--- START OF DATASET ROWS ---
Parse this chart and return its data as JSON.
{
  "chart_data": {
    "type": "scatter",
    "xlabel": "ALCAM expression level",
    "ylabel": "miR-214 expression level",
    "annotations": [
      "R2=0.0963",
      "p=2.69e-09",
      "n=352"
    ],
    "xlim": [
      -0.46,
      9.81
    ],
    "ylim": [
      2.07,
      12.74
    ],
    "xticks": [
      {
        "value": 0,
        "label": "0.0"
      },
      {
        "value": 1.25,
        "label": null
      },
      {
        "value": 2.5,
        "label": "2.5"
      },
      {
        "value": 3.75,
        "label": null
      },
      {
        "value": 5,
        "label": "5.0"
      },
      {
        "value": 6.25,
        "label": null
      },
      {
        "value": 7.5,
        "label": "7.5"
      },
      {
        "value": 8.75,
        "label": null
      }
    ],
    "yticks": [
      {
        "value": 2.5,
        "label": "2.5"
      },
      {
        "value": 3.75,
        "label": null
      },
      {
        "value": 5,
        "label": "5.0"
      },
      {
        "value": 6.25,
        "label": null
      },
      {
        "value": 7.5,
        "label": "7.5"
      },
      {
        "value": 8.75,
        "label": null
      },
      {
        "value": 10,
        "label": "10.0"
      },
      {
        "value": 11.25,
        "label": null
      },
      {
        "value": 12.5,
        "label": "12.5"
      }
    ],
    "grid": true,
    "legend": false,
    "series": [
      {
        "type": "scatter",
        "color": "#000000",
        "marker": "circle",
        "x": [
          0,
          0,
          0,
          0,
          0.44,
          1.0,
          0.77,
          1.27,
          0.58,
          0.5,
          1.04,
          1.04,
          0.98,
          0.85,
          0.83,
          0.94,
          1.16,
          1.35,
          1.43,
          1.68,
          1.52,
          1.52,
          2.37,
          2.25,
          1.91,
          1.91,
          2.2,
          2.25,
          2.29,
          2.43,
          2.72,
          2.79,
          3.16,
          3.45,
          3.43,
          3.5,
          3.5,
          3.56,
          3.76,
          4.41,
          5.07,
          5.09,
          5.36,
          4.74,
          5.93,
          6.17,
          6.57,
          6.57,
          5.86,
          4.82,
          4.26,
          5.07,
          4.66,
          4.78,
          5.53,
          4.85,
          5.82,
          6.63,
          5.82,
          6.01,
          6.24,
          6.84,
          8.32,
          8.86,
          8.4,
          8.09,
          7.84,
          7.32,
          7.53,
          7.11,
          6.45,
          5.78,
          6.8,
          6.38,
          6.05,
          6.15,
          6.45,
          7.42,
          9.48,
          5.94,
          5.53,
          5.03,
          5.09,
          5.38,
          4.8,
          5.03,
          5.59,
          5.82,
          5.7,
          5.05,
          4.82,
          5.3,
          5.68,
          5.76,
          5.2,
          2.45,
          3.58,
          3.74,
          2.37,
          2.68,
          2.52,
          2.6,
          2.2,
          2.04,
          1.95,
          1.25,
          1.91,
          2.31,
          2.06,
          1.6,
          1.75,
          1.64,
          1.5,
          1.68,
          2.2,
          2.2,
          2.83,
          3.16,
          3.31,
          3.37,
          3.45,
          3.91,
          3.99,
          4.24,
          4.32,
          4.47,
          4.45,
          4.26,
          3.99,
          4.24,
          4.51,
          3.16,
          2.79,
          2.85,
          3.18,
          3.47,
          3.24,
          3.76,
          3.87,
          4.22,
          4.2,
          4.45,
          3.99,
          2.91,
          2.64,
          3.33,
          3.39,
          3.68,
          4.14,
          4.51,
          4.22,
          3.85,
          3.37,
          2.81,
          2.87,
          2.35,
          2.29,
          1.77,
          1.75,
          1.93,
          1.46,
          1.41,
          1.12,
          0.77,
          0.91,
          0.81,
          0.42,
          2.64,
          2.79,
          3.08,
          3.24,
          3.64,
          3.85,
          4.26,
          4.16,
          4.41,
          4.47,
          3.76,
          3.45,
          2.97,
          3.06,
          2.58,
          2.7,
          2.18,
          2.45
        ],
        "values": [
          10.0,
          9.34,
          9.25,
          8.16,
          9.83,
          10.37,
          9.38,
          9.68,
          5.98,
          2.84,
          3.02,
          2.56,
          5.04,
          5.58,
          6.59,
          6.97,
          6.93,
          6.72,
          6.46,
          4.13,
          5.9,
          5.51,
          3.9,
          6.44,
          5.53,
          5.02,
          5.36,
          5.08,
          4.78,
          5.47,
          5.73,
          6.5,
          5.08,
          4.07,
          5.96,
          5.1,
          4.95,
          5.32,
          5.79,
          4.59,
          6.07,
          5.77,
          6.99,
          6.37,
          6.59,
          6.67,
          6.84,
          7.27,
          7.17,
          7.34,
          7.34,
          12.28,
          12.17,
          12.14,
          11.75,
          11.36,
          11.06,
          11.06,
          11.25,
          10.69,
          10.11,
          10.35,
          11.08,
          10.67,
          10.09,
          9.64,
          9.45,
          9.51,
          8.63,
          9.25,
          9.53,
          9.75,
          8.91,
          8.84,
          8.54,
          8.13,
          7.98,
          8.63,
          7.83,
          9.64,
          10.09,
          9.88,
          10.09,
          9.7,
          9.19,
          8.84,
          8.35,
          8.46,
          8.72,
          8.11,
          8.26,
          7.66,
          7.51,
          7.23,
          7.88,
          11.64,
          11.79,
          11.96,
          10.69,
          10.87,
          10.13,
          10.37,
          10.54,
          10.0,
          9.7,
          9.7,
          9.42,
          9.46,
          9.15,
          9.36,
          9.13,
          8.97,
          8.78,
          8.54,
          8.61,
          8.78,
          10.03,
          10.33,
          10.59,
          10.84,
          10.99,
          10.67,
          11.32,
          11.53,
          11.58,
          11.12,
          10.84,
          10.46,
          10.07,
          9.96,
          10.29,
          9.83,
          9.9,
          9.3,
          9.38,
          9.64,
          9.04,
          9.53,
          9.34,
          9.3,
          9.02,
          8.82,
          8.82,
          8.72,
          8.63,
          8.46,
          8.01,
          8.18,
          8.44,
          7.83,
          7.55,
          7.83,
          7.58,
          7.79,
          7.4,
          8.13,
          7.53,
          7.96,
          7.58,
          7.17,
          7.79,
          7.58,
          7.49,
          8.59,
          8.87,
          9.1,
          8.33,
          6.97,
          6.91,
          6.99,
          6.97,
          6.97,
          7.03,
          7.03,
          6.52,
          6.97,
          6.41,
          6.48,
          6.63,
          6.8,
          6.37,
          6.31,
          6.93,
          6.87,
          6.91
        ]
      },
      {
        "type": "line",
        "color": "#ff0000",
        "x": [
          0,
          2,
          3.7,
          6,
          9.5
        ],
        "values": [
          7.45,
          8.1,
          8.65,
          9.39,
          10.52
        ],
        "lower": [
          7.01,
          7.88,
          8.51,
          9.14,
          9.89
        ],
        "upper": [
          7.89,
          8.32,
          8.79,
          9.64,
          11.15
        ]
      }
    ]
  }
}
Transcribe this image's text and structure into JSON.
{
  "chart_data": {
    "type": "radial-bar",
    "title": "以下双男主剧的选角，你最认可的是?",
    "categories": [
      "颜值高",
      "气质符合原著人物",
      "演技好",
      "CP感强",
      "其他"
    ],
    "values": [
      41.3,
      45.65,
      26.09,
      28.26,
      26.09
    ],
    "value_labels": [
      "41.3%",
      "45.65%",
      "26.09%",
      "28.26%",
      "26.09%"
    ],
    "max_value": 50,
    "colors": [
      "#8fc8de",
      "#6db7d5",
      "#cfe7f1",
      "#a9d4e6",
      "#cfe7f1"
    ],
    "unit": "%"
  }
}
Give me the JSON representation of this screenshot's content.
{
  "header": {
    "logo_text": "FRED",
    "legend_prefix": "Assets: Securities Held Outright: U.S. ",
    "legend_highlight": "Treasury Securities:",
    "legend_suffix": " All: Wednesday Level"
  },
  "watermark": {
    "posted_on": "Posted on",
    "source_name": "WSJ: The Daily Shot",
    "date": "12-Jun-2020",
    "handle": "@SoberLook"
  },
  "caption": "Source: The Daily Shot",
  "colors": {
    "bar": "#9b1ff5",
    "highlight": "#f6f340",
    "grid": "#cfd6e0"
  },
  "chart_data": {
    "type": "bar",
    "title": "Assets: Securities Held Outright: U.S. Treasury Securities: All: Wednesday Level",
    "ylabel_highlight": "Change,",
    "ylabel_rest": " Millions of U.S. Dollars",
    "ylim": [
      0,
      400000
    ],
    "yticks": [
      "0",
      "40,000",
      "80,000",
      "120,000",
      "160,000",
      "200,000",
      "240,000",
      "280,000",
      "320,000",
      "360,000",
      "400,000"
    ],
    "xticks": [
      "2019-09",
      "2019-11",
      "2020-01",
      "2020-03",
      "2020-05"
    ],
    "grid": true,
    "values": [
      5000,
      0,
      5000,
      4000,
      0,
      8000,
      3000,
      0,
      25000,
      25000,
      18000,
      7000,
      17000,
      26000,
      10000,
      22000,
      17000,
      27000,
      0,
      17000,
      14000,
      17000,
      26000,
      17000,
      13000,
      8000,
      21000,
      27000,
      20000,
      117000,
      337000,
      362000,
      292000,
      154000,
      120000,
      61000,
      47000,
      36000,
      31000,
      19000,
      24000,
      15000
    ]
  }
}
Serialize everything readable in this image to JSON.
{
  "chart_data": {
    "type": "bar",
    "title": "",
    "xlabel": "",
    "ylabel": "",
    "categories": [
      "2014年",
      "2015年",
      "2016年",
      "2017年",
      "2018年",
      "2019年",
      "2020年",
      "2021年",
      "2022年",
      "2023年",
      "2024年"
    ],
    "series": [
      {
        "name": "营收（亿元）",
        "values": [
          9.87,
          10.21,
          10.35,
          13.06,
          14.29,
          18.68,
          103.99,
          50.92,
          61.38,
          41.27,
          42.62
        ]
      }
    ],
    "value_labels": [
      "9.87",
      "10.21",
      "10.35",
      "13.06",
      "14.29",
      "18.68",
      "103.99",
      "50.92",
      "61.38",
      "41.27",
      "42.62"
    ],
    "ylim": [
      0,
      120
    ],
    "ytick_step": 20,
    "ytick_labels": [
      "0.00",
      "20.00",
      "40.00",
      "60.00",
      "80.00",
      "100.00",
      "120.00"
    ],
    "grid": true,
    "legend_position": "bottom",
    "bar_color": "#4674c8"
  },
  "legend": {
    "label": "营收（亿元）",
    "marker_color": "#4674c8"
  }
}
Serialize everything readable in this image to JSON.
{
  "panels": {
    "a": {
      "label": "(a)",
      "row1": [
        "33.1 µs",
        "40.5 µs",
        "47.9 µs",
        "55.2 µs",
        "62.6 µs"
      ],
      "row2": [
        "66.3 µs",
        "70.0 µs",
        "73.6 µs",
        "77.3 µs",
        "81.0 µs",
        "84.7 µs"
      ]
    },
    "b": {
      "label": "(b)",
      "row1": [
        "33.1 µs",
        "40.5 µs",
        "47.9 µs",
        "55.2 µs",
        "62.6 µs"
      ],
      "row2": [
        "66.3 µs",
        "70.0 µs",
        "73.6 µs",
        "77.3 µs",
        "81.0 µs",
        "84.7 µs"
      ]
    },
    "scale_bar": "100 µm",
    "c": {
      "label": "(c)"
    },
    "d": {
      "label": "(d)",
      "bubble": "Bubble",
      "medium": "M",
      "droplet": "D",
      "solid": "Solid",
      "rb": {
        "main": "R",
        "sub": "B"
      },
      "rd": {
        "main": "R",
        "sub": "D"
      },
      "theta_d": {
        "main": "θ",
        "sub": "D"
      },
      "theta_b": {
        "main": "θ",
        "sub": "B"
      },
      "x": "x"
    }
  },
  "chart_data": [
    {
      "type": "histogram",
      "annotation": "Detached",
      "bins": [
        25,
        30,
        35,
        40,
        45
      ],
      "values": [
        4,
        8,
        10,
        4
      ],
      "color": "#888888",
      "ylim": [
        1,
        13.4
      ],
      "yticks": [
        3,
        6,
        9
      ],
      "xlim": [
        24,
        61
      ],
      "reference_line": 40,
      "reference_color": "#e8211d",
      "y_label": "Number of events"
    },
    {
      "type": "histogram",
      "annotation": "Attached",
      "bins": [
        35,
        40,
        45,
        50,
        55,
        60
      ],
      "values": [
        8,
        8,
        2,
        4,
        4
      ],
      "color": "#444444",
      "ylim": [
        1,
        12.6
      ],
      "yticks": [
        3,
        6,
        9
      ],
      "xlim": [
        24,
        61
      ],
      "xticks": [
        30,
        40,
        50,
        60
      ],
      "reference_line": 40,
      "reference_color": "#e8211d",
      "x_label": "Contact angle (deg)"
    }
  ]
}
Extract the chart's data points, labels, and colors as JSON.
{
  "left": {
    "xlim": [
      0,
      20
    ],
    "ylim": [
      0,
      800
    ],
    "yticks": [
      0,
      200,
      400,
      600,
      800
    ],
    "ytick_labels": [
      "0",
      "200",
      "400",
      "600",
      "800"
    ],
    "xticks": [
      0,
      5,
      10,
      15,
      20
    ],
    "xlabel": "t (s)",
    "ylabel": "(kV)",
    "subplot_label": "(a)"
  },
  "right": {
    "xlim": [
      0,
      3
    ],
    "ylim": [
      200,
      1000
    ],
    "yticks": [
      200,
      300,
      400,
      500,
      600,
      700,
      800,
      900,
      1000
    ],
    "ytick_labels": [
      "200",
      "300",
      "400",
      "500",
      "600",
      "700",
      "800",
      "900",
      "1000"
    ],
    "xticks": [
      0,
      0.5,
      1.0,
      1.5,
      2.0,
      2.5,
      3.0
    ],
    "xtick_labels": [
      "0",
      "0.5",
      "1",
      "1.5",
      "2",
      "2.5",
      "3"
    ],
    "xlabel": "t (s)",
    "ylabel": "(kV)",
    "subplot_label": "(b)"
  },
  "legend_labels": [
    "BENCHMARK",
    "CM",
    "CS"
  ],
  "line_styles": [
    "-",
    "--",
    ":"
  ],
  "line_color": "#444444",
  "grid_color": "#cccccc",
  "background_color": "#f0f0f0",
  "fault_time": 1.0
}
--- END OF DATASET ROWS ---
DIRECTIONS FOR THIS TASK: Read the data above and pull out each line that holds the string "Treasury".

TASK RESPONSE:
    "legend_highlight": "Treasury Securities:",
    "title": "Assets: Securities Held Outright: U.S. Treasury Securities: All: Wednesday Level",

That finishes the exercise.